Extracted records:
=== Begin Enclosure ===

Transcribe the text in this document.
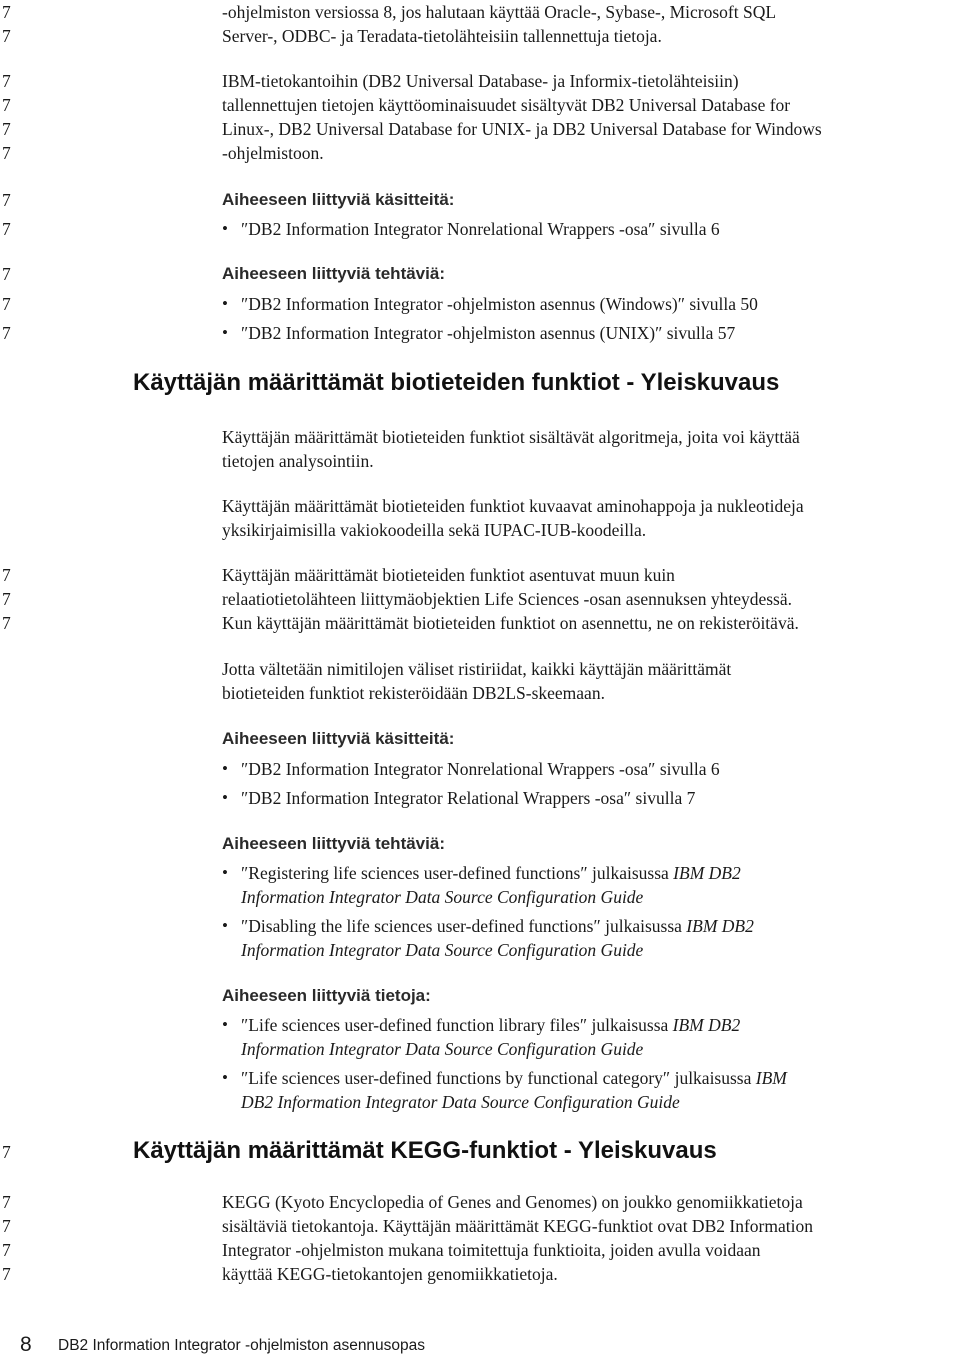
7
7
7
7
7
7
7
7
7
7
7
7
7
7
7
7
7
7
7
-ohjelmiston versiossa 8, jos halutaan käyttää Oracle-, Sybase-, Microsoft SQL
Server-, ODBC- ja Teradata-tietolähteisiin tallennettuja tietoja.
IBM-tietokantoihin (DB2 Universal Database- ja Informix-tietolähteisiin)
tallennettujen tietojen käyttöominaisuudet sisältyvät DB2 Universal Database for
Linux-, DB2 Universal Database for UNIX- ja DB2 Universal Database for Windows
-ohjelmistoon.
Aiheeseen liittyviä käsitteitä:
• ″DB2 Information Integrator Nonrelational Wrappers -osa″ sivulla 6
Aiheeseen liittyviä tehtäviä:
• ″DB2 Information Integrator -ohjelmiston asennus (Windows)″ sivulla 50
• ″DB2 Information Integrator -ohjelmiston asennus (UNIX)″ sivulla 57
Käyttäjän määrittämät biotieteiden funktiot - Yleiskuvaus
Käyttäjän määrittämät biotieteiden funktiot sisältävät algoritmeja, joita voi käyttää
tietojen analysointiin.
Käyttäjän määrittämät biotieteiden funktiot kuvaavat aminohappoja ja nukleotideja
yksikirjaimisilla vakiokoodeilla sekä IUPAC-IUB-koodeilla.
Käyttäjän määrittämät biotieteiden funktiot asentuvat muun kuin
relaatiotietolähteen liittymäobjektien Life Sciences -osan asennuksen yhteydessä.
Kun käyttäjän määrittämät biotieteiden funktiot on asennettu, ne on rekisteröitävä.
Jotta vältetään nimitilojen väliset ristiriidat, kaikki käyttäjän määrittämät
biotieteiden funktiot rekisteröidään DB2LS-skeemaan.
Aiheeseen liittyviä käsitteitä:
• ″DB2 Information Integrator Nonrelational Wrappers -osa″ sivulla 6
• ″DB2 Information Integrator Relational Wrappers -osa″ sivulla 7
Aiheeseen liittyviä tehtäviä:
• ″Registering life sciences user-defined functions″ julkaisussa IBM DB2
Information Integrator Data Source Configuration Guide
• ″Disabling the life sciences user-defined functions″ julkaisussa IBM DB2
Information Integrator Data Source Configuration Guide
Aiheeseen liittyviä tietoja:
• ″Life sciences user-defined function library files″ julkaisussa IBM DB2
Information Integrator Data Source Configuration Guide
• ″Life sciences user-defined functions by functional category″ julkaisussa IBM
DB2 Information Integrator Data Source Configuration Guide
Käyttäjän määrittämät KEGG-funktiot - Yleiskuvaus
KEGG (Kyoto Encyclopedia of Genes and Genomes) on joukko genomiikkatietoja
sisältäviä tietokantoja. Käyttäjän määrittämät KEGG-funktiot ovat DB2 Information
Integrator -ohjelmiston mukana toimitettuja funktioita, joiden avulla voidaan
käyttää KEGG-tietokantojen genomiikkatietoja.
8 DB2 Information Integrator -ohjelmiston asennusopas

=== End Enclosure ===
=== Begin Enclosure ===

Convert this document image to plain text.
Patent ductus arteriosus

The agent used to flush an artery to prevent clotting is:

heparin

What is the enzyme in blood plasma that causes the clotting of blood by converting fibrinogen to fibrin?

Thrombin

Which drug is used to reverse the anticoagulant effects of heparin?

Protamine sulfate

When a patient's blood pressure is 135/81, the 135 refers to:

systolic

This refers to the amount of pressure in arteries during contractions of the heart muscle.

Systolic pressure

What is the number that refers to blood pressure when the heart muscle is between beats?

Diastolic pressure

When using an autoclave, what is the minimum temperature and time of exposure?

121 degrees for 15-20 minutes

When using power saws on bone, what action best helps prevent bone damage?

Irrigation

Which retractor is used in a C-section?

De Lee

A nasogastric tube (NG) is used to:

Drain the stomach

=== End Enclosure ===

If a line in the records above contains the word "that", copy it.

What is the enzyme in blood plasma that causes the clotting of blood by converting fibrinogen to fibrin?
What is the number that refers to blood pressure when the heart muscle is between beats?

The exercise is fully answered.